- **DIRECTIONS FOR THIS TASK**
Pull out every line below containing the word "color".

- **SUPPLIED DATA**
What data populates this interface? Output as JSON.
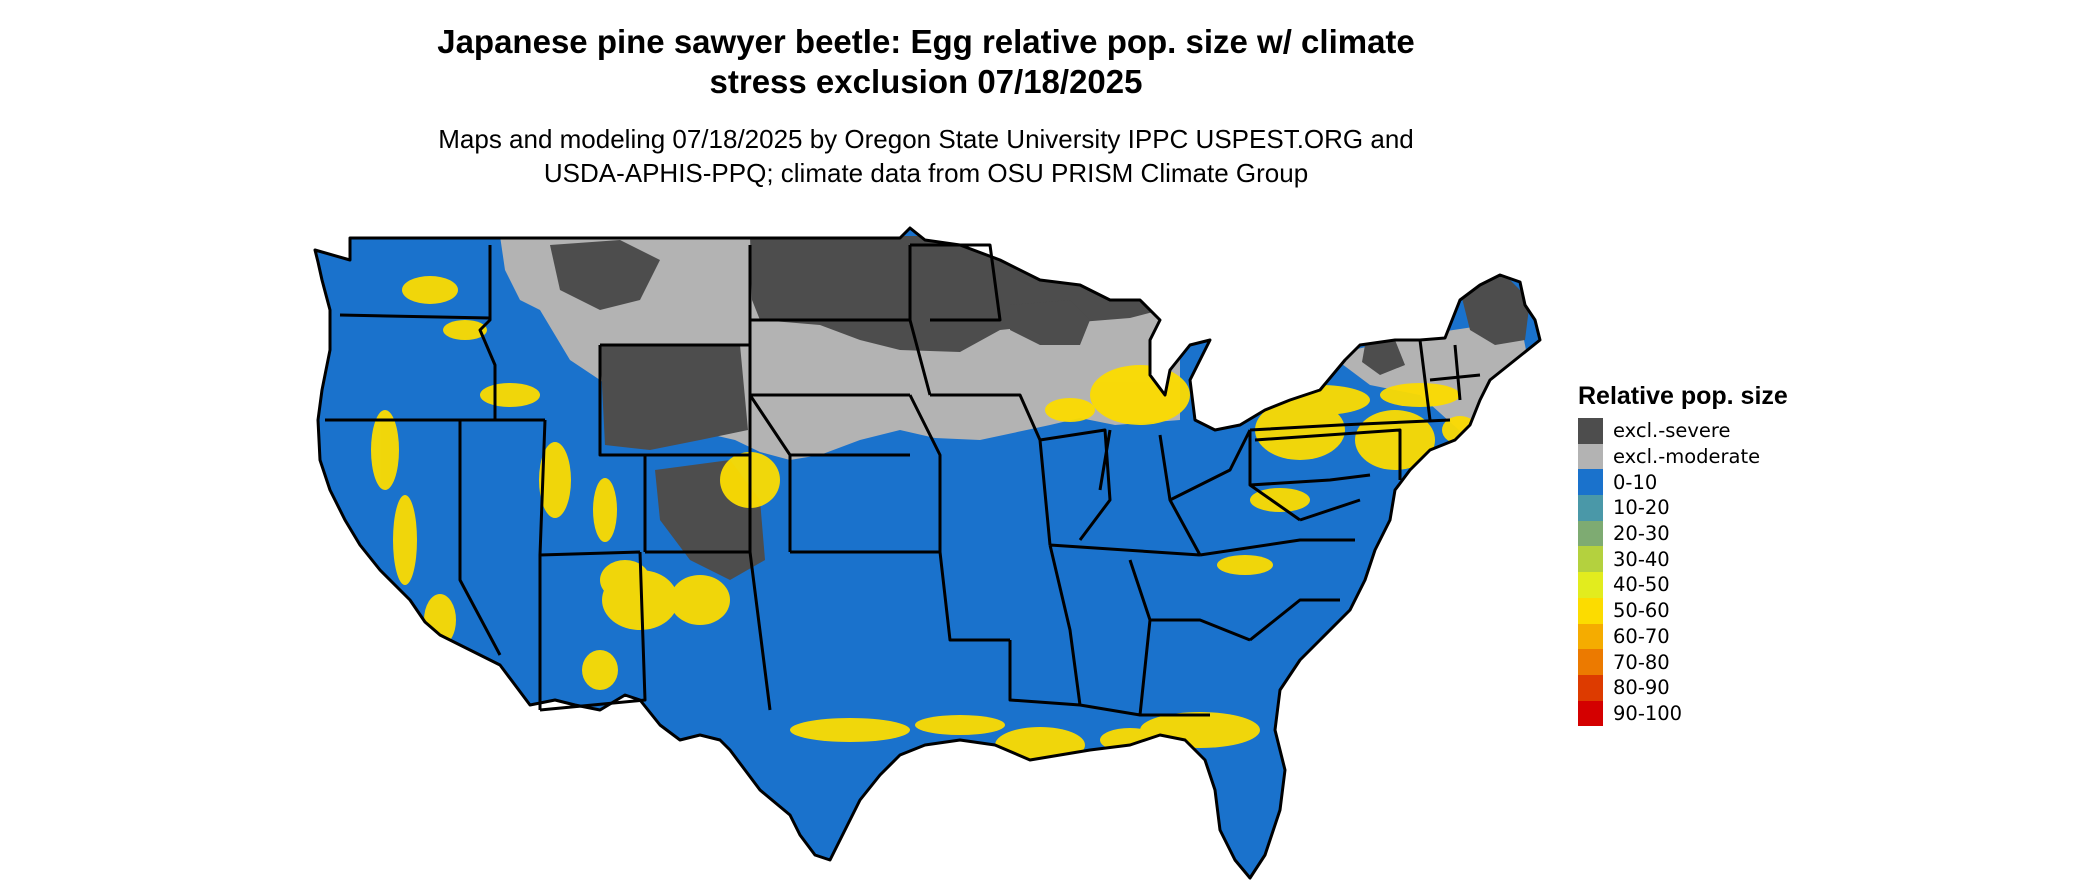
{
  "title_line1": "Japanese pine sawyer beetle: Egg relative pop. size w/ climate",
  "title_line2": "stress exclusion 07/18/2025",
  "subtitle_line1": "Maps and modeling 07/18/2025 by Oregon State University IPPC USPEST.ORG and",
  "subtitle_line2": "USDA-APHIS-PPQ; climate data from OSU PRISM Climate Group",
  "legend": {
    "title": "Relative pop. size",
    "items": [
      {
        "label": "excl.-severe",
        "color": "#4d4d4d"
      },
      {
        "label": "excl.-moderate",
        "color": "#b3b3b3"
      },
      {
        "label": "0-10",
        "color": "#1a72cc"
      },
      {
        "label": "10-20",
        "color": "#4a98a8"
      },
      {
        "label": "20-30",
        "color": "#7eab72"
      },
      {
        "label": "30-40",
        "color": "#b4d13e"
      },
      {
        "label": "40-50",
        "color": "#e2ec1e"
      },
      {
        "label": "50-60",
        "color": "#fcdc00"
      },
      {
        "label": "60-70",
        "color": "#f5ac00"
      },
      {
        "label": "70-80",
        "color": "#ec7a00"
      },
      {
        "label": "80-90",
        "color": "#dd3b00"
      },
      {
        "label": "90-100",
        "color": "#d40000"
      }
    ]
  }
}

- **COMPLETE OUTPUT**
        "color": "#4d4d4d"
        "color": "#b3b3b3"
        "color": "#1a72cc"
        "color": "#4a98a8"
        "color": "#7eab72"
        "color": "#b4d13e"
        "color": "#e2ec1e"
        "color": "#fcdc00"
        "color": "#f5ac00"
        "color": "#ec7a00"
        "color": "#dd3b00"
        "color": "#d40000"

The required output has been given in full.